Required action » An exact, complete copy of the data that follows is needed.

Records supplied »
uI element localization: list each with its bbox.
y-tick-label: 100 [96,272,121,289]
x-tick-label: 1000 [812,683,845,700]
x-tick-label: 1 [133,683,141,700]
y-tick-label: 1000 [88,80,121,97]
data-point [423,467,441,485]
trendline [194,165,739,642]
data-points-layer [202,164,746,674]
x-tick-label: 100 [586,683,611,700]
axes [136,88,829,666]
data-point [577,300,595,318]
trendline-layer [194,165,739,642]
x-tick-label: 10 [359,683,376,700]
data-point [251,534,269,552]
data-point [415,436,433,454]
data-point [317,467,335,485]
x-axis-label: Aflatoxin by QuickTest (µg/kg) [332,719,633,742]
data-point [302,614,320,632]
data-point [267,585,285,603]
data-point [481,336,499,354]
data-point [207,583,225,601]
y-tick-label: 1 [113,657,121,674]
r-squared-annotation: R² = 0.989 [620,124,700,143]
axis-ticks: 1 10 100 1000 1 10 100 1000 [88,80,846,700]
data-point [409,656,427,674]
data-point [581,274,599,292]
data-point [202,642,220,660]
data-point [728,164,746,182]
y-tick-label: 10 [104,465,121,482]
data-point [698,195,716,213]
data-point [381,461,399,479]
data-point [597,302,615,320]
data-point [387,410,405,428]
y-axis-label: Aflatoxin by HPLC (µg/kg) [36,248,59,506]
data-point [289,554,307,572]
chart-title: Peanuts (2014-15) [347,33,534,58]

Written solution »
uI element localization: list each with its bbox.
y-tick-label: 100 [96,272,121,289]
x-tick-label: 1000 [812,683,845,700]
x-tick-label: 1 [133,683,141,700]
y-tick-label: 1000 [88,80,121,97]
data-point [423,467,441,485]
trendline [194,165,739,642]
data-points-layer [202,164,746,674]
x-tick-label: 100 [586,683,611,700]
axes [136,88,829,666]
data-point [577,300,595,318]
trendline-layer [194,165,739,642]
x-tick-label: 10 [359,683,376,700]
data-point [251,534,269,552]
data-point [415,436,433,454]
data-point [317,467,335,485]
x-axis-label: Aflatoxin by QuickTest (µg/kg) [332,719,633,742]
data-point [302,614,320,632]
data-point [267,585,285,603]
data-point [481,336,499,354]
data-point [207,583,225,601]
y-tick-label: 1 [113,657,121,674]
r-squared-annotation: R² = 0.989 [620,124,700,143]
axis-ticks: 1 10 100 1000 1 10 100 1000 [88,80,846,700]
data-point [409,656,427,674]
data-point [581,274,599,292]
data-point [202,642,220,660]
data-point [728,164,746,182]
y-tick-label: 10 [104,465,121,482]
data-point [698,195,716,213]
data-point [381,461,399,479]
data-point [597,302,615,320]
data-point [387,410,405,428]
y-axis-label: Aflatoxin by HPLC (µg/kg) [36,248,59,506]
data-point [289,554,307,572]
chart-title: Peanuts (2014-15) [347,33,534,58]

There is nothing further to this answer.